### STATED TASK
For the records below, give the count of lines holding the word "Profit" and nothing more.

---------------

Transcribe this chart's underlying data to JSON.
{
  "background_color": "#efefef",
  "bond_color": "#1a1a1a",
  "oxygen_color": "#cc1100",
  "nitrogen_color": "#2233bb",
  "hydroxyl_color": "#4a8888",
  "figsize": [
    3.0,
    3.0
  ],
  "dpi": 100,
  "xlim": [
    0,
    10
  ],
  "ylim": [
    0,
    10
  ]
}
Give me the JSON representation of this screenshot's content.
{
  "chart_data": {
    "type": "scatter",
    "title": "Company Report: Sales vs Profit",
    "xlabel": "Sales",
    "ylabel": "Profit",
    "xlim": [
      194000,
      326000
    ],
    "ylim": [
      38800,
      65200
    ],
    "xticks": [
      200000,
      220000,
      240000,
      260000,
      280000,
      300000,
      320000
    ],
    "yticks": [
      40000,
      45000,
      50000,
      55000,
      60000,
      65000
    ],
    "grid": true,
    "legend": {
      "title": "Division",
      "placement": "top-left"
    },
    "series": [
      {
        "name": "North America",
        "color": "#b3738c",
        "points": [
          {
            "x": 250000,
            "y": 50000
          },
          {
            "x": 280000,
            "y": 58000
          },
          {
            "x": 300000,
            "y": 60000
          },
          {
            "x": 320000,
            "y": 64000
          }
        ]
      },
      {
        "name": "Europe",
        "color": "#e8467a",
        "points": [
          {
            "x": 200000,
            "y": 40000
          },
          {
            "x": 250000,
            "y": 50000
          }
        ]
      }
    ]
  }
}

---------------

### ANSWER TO THE TASK
2